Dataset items

********

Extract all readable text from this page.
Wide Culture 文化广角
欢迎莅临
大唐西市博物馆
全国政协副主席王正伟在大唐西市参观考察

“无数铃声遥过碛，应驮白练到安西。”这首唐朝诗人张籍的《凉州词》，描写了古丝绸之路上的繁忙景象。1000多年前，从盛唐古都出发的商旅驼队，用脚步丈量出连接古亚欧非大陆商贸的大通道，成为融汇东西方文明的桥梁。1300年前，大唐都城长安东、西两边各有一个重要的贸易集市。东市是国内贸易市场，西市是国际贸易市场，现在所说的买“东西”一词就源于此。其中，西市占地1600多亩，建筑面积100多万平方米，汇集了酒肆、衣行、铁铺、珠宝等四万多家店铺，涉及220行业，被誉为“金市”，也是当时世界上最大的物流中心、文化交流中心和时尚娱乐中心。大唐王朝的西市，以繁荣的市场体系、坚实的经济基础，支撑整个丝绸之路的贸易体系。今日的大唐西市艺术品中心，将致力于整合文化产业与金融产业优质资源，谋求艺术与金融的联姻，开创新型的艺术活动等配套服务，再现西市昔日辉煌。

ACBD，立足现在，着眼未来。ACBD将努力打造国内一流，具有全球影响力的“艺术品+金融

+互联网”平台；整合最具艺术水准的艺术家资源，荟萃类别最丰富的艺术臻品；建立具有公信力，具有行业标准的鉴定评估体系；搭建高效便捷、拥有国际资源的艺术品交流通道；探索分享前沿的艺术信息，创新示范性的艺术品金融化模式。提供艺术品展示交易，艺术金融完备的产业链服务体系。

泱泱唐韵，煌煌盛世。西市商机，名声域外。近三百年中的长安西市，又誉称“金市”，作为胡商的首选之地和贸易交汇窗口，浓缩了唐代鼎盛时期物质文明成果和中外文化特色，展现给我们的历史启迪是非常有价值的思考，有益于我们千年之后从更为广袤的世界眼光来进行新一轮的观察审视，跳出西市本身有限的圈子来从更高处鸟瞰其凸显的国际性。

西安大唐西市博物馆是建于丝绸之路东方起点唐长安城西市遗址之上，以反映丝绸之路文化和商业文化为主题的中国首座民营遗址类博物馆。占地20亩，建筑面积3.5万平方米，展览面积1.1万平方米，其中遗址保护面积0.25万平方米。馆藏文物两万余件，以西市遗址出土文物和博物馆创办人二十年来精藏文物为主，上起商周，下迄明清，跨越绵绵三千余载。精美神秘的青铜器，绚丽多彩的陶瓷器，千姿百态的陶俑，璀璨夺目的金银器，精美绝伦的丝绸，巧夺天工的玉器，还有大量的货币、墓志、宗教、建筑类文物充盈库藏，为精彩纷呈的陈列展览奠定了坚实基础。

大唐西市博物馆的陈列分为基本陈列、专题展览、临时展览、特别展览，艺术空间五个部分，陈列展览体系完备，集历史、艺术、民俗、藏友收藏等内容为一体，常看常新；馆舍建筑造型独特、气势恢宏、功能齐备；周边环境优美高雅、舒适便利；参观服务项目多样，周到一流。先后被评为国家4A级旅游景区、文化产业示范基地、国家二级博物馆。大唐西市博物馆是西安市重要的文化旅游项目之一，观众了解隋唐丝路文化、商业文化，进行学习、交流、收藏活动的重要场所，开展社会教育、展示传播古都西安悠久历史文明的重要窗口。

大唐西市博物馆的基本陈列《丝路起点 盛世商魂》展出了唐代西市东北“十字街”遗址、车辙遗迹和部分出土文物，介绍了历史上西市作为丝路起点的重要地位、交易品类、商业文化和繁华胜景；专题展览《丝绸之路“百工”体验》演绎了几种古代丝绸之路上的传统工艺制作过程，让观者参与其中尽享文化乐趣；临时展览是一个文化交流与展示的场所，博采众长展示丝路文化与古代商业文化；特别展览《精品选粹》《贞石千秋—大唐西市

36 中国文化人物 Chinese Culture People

********

#### [Stated goal]
Transcribe every entry exactly, omitting nothing.

#### [Written solution]
Extract all readable text from this page.
Wide Culture 文化广角
欢迎莅临
大唐西市博物馆
全国政协副主席王正伟在大唐西市参观考察

“无数铃声遥过碛，应驮白练到安西。”这首唐朝诗人张籍的《凉州词》，描写了古丝绸之路上的繁忙景象。1000多年前，从盛唐古都出发的商旅驼队，用脚步丈量出连接古亚欧非大陆商贸的大通道，成为融汇东西方文明的桥梁。1300年前，大唐都城长安东、西两边各有一个重要的贸易集市。东市是国内贸易市场，西市是国际贸易市场，现在所说的买“东西”一词就源于此。其中，西市占地1600多亩，建筑面积100多万平方米，汇集了酒肆、衣行、铁铺、珠宝等四万多家店铺，涉及220行业，被誉为“金市”，也是当时世界上最大的物流中心、文化交流中心和时尚娱乐中心。大唐王朝的西市，以繁荣的市场体系、坚实的经济基础，支撑整个丝绸之路的贸易体系。今日的大唐西市艺术品中心，将致力于整合文化产业与金融产业优质资源，谋求艺术与金融的联姻，开创新型的艺术活动等配套服务，再现西市昔日辉煌。

ACBD，立足现在，着眼未来。ACBD将努力打造国内一流，具有全球影响力的“艺术品+金融

+互联网”平台；整合最具艺术水准的艺术家资源，荟萃类别最丰富的艺术臻品；建立具有公信力，具有行业标准的鉴定评估体系；搭建高效便捷、拥有国际资源的艺术品交流通道；探索分享前沿的艺术信息，创新示范性的艺术品金融化模式。提供艺术品展示交易，艺术金融完备的产业链服务体系。

泱泱唐韵，煌煌盛世。西市商机，名声域外。近三百年中的长安西市，又誉称“金市”，作为胡商的首选之地和贸易交汇窗口，浓缩了唐代鼎盛时期物质文明成果和中外文化特色，展现给我们的历史启迪是非常有价值的思考，有益于我们千年之后从更为广袤的世界眼光来进行新一轮的观察审视，跳出西市本身有限的圈子来从更高处鸟瞰其凸显的国际性。

西安大唐西市博物馆是建于丝绸之路东方起点唐长安城西市遗址之上，以反映丝绸之路文化和商业文化为主题的中国首座民营遗址类博物馆。占地20亩，建筑面积3.5万平方米，展览面积1.1万平方米，其中遗址保护面积0.25万平方米。馆藏文物两万余件，以西市遗址出土文物和博物馆创办人二十年来精藏文物为主，上起商周，下迄明清，跨越绵绵三千余载。精美神秘的青铜器，绚丽多彩的陶瓷器，千姿百态的陶俑，璀璨夺目的金银器，精美绝伦的丝绸，巧夺天工的玉器，还有大量的货币、墓志、宗教、建筑类文物充盈库藏，为精彩纷呈的陈列展览奠定了坚实基础。

大唐西市博物馆的陈列分为基本陈列、专题展览、临时展览、特别展览，艺术空间五个部分，陈列展览体系完备，集历史、艺术、民俗、藏友收藏等内容为一体，常看常新；馆舍建筑造型独特、气势恢宏、功能齐备；周边环境优美高雅、舒适便利；参观服务项目多样，周到一流。先后被评为国家4A级旅游景区、文化产业示范基地、国家二级博物馆。大唐西市博物馆是西安市重要的文化旅游项目之一，观众了解隋唐丝路文化、商业文化，进行学习、交流、收藏活动的重要场所，开展社会教育、展示传播古都西安悠久历史文明的重要窗口。

大唐西市博物馆的基本陈列《丝路起点 盛世商魂》展出了唐代西市东北“十字街”遗址、车辙遗迹和部分出土文物，介绍了历史上西市作为丝路起点的重要地位、交易品类、商业文化和繁华胜景；专题展览《丝绸之路“百工”体验》演绎了几种古代丝绸之路上的传统工艺制作过程，让观者参与其中尽享文化乐趣；临时展览是一个文化交流与展示的场所，博采众长展示丝路文化与古代商业文化；特别展览《精品选粹》《贞石千秋—大唐西市

36 中国文化人物 Chinese Culture People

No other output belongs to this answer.